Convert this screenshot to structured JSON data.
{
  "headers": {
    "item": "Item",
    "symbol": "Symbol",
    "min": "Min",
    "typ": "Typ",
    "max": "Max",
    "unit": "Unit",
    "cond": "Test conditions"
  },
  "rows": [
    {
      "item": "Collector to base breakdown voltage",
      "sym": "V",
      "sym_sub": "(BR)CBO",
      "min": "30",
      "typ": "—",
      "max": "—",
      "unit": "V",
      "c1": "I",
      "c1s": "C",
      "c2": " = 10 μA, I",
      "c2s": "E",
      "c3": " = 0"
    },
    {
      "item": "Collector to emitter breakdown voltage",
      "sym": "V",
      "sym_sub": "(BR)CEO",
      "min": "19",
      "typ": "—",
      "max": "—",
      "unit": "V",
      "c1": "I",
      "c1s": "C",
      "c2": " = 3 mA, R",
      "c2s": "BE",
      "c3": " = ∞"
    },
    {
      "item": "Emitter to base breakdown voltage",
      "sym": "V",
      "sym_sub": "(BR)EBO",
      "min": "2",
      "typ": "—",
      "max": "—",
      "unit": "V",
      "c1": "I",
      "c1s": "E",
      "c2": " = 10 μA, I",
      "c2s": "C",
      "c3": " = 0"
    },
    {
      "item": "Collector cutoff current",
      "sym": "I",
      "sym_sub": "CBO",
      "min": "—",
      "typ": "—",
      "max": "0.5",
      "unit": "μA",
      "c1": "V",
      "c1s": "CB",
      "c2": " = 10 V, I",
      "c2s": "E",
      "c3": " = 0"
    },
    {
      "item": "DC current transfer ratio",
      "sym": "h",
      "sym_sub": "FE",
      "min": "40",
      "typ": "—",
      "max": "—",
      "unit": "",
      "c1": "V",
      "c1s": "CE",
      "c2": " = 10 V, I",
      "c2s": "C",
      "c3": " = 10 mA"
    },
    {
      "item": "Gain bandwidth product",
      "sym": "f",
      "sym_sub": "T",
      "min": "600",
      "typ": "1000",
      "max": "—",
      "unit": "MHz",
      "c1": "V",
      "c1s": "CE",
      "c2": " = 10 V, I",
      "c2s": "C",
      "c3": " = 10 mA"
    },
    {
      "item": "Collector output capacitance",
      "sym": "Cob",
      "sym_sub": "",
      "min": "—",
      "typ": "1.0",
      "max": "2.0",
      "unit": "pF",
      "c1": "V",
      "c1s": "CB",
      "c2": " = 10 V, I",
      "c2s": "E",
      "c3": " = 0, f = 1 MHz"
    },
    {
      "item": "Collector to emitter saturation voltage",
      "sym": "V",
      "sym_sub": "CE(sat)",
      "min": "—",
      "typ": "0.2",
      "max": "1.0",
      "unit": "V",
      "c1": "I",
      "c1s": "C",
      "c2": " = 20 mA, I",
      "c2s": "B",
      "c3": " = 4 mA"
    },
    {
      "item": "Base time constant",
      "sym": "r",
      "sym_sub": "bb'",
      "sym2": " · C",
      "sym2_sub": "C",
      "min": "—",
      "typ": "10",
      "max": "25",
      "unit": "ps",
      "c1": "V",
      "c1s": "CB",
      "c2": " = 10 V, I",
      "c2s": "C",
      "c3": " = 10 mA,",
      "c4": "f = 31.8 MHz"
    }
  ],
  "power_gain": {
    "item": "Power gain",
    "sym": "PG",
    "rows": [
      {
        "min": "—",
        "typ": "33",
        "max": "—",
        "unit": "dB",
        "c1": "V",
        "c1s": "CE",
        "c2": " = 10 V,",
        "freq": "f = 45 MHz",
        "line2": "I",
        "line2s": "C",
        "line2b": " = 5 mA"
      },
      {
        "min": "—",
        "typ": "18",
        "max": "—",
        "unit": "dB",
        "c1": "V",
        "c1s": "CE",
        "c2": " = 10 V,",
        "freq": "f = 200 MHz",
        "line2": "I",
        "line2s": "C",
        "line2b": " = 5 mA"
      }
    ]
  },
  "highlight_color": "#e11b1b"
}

==============================

_DIRECTIVE_. Write out all the data again, exactly as it appears.

_WORKED SOLUTION_.
Convert this screenshot to structured JSON data.
{
  "headers": {
    "item": "Item",
    "symbol": "Symbol",
    "min": "Min",
    "typ": "Typ",
    "max": "Max",
    "unit": "Unit",
    "cond": "Test conditions"
  },
  "rows": [
    {
      "item": "Collector to base breakdown voltage",
      "sym": "V",
      "sym_sub": "(BR)CBO",
      "min": "30",
      "typ": "—",
      "max": "—",
      "unit": "V",
      "c1": "I",
      "c1s": "C",
      "c2": " = 10 μA, I",
      "c2s": "E",
      "c3": " = 0"
    },
    {
      "item": "Collector to emitter breakdown voltage",
      "sym": "V",
      "sym_sub": "(BR)CEO",
      "min": "19",
      "typ": "—",
      "max": "—",
      "unit": "V",
      "c1": "I",
      "c1s": "C",
      "c2": " = 3 mA, R",
      "c2s": "BE",
      "c3": " = ∞"
    },
    {
      "item": "Emitter to base breakdown voltage",
      "sym": "V",
      "sym_sub": "(BR)EBO",
      "min": "2",
      "typ": "—",
      "max": "—",
      "unit": "V",
      "c1": "I",
      "c1s": "E",
      "c2": " = 10 μA, I",
      "c2s": "C",
      "c3": " = 0"
    },
    {
      "item": "Collector cutoff current",
      "sym": "I",
      "sym_sub": "CBO",
      "min": "—",
      "typ": "—",
      "max": "0.5",
      "unit": "μA",
      "c1": "V",
      "c1s": "CB",
      "c2": " = 10 V, I",
      "c2s": "E",
      "c3": " = 0"
    },
    {
      "item": "DC current transfer ratio",
      "sym": "h",
      "sym_sub": "FE",
      "min": "40",
      "typ": "—",
      "max": "—",
      "unit": "",
      "c1": "V",
      "c1s": "CE",
      "c2": " = 10 V, I",
      "c2s": "C",
      "c3": " = 10 mA"
    },
    {
      "item": "Gain bandwidth product",
      "sym": "f",
      "sym_sub": "T",
      "min": "600",
      "typ": "1000",
      "max": "—",
      "unit": "MHz",
      "c1": "V",
      "c1s": "CE",
      "c2": " = 10 V, I",
      "c2s": "C",
      "c3": " = 10 mA"
    },
    {
      "item": "Collector output capacitance",
      "sym": "Cob",
      "sym_sub": "",
      "min": "—",
      "typ": "1.0",
      "max": "2.0",
      "unit": "pF",
      "c1": "V",
      "c1s": "CB",
      "c2": " = 10 V, I",
      "c2s": "E",
      "c3": " = 0, f = 1 MHz"
    },
    {
      "item": "Collector to emitter saturation voltage",
      "sym": "V",
      "sym_sub": "CE(sat)",
      "min": "—",
      "typ": "0.2",
      "max": "1.0",
      "unit": "V",
      "c1": "I",
      "c1s": "C",
      "c2": " = 20 mA, I",
      "c2s": "B",
      "c3": " = 4 mA"
    },
    {
      "item": "Base time constant",
      "sym": "r",
      "sym_sub": "bb'",
      "sym2": " · C",
      "sym2_sub": "C",
      "min": "—",
      "typ": "10",
      "max": "25",
      "unit": "ps",
      "c1": "V",
      "c1s": "CB",
      "c2": " = 10 V, I",
      "c2s": "C",
      "c3": " = 10 mA,",
      "c4": "f = 31.8 MHz"
    }
  ],
  "power_gain": {
    "item": "Power gain",
    "sym": "PG",
    "rows": [
      {
        "min": "—",
        "typ": "33",
        "max": "—",
        "unit": "dB",
        "c1": "V",
        "c1s": "CE",
        "c2": " = 10 V,",
        "freq": "f = 45 MHz",
        "line2": "I",
        "line2s": "C",
        "line2b": " = 5 mA"
      },
      {
        "min": "—",
        "typ": "18",
        "max": "—",
        "unit": "dB",
        "c1": "V",
        "c1s": "CE",
        "c2": " = 10 V,",
        "freq": "f = 200 MHz",
        "line2": "I",
        "line2s": "C",
        "line2b": " = 5 mA"
      }
    ]
  },
  "highlight_color": "#e11b1b"
}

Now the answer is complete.